##### SUPPLIED DATA

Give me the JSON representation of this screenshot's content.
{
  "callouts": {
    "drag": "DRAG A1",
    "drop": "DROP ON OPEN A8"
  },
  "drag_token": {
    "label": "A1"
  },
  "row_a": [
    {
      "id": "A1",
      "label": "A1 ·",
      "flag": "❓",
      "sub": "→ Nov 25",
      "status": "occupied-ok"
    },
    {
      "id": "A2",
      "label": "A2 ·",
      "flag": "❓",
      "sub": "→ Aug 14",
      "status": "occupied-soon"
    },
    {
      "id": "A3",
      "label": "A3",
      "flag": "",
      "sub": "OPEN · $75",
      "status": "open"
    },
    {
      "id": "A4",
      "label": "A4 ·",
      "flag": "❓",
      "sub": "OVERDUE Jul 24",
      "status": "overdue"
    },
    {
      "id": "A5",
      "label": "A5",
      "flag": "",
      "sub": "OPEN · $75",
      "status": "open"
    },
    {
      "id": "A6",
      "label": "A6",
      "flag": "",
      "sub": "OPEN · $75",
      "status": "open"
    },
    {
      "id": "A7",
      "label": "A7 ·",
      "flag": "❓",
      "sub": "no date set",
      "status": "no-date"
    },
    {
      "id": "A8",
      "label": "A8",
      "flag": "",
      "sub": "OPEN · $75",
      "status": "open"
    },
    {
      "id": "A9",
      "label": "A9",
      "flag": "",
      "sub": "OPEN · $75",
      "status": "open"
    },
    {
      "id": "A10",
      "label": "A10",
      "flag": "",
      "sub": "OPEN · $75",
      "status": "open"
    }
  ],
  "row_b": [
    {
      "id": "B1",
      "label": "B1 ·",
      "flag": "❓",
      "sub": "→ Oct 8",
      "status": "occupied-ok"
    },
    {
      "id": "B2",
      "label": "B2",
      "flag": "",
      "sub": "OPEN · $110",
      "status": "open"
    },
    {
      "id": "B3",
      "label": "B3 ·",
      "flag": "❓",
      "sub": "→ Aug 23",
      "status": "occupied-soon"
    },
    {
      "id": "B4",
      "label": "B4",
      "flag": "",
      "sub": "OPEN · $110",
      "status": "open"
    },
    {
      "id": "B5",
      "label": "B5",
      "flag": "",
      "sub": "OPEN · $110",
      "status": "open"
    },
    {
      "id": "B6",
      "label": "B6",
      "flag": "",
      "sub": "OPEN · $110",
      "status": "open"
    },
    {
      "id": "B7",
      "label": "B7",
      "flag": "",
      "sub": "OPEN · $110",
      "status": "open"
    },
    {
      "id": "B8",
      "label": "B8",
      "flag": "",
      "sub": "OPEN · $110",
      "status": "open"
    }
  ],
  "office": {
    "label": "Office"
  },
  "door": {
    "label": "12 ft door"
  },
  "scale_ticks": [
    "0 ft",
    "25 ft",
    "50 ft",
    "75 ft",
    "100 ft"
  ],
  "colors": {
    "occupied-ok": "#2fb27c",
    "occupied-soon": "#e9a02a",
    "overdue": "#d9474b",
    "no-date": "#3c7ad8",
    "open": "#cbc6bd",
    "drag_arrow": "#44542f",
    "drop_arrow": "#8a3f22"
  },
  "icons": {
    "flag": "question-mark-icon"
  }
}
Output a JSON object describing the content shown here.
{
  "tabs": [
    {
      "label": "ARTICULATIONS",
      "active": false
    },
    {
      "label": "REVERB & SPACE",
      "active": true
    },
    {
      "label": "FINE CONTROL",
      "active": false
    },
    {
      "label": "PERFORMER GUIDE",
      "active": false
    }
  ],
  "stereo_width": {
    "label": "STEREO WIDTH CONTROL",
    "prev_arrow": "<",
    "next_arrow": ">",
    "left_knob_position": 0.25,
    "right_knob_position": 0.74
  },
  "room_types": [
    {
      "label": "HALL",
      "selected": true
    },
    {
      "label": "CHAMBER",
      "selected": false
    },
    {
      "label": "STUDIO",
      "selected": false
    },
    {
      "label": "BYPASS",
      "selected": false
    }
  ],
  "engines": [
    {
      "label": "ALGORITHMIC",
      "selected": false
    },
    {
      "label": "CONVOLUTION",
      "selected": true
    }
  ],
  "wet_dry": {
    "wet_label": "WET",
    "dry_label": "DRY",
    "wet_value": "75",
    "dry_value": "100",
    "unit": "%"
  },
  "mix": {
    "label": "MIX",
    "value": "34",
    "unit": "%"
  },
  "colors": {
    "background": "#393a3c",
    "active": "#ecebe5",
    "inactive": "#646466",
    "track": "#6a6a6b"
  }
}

##########

# WHAT IS EXPECTED:
State the number of lines holding the word "CONTROL" in the listing. Add nothing else.

# THE SOLUTION:
2